**Problem details**
Below are the records; locate each line with the word "了解情节" and copy it.

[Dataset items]
====

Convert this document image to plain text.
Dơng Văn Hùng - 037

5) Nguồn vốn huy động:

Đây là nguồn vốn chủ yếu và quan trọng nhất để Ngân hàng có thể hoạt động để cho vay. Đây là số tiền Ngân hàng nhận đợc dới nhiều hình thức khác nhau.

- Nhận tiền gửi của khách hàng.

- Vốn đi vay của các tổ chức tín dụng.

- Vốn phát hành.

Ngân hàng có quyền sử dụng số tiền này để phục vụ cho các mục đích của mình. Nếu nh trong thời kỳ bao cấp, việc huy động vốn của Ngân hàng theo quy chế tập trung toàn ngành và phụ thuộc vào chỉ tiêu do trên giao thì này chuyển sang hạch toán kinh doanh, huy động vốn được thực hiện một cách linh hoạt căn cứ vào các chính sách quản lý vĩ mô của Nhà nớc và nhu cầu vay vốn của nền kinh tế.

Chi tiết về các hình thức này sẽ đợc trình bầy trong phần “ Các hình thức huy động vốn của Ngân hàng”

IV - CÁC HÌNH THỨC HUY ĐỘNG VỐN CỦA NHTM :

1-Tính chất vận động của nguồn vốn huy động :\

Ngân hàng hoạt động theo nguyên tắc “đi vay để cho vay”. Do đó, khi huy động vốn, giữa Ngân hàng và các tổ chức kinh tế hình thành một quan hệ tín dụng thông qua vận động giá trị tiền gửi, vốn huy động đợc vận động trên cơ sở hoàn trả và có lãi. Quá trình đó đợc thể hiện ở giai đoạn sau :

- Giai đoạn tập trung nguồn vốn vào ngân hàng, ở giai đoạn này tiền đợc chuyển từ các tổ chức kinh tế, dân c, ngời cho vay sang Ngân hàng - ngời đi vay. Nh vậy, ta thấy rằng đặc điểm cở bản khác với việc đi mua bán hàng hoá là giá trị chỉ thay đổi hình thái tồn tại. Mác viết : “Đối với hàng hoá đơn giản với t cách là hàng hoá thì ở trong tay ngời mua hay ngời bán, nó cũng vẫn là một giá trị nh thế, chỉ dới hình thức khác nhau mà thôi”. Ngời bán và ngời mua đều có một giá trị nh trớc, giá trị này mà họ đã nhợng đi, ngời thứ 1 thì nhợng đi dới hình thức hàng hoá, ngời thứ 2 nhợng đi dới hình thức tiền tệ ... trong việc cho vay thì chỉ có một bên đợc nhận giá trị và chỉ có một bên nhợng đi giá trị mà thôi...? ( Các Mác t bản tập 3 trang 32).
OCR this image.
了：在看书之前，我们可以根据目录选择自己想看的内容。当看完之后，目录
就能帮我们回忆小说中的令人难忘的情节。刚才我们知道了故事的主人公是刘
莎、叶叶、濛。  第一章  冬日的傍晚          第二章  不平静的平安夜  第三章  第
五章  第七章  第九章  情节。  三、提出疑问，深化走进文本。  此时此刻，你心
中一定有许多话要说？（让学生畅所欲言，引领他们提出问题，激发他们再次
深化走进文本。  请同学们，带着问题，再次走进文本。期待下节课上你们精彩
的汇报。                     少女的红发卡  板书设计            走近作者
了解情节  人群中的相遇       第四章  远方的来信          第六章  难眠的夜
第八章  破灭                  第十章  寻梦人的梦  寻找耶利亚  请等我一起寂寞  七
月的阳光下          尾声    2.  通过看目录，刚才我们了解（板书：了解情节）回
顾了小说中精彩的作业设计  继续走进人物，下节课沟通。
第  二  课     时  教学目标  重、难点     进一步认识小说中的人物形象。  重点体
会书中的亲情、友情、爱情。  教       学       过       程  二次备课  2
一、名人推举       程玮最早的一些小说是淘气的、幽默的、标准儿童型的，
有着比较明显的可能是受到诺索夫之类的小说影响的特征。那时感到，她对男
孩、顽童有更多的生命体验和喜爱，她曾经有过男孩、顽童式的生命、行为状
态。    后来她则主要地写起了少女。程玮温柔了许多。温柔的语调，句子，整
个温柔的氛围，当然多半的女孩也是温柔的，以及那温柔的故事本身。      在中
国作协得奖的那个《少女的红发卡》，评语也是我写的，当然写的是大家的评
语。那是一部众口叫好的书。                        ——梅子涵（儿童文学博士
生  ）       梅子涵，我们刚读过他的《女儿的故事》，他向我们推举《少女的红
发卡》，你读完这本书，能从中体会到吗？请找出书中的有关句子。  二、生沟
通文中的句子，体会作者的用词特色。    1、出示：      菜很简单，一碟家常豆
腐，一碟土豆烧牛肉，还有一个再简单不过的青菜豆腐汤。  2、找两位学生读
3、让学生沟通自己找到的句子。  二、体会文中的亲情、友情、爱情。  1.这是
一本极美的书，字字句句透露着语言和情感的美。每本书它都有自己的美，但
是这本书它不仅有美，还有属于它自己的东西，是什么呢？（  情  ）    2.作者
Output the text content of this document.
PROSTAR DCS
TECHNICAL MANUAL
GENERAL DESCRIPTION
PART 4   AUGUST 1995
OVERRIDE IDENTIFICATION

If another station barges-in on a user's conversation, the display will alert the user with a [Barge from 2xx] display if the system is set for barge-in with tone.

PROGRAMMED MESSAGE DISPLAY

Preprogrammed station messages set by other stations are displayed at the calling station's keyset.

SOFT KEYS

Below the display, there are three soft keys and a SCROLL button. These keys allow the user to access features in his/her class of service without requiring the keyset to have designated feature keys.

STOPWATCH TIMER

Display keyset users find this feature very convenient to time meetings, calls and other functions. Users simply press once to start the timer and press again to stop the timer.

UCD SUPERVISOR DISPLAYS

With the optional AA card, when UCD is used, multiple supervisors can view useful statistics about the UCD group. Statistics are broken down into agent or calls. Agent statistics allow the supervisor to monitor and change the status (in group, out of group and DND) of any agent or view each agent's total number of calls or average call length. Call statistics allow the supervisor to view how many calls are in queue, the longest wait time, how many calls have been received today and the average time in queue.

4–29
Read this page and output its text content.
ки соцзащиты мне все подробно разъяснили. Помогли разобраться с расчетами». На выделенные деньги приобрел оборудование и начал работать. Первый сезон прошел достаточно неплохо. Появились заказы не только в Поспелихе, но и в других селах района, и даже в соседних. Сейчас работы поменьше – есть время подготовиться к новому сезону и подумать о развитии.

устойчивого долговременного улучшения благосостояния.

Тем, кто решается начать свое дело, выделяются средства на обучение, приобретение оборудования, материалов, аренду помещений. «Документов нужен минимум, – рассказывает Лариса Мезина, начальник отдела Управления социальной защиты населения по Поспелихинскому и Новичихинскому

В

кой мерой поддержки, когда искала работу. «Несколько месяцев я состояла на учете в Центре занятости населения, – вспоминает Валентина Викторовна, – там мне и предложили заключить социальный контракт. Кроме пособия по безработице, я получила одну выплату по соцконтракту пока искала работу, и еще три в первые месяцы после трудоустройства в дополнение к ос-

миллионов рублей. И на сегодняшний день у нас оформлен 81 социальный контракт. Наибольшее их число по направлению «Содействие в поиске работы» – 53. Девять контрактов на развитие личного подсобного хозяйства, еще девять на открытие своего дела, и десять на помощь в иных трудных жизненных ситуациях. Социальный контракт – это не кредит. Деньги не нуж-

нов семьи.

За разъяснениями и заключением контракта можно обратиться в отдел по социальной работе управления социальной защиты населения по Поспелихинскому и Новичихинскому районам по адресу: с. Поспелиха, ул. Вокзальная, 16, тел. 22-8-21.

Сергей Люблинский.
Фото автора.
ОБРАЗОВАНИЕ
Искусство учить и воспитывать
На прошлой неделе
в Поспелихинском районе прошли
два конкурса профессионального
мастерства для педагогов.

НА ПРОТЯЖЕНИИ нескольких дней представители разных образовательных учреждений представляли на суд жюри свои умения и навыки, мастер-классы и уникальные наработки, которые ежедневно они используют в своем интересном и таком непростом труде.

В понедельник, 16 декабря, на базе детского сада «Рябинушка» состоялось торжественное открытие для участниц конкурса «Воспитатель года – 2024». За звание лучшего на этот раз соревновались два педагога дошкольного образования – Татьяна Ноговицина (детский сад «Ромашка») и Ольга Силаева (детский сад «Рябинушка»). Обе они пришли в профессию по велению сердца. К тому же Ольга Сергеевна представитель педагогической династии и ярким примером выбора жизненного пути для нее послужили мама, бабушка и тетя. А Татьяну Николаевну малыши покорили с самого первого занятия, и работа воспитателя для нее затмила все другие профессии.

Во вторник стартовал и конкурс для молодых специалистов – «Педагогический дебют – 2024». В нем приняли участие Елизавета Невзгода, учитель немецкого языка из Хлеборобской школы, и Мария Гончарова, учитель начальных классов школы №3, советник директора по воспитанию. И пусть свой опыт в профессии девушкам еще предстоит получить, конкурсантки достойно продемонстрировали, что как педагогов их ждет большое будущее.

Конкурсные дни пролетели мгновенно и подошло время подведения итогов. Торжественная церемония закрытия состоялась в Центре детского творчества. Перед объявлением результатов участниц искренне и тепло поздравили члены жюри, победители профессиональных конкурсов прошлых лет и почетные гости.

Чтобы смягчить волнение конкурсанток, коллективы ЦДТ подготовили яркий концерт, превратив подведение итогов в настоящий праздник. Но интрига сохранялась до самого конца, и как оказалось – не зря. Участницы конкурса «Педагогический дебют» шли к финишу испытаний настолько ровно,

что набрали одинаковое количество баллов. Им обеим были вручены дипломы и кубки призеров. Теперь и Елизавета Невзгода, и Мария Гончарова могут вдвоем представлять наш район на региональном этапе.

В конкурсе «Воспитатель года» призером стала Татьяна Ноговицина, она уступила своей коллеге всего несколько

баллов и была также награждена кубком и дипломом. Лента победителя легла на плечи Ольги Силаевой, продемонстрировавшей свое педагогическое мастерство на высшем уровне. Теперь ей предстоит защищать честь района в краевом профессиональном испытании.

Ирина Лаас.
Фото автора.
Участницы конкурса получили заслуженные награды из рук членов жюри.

====

**The reply**
了解情节  人群中的相遇       第四章  远方的来信          第六章  难眠的夜
月的阳光下          尾声    2.  通过看目录，刚才我们了解（板书：了解情节）回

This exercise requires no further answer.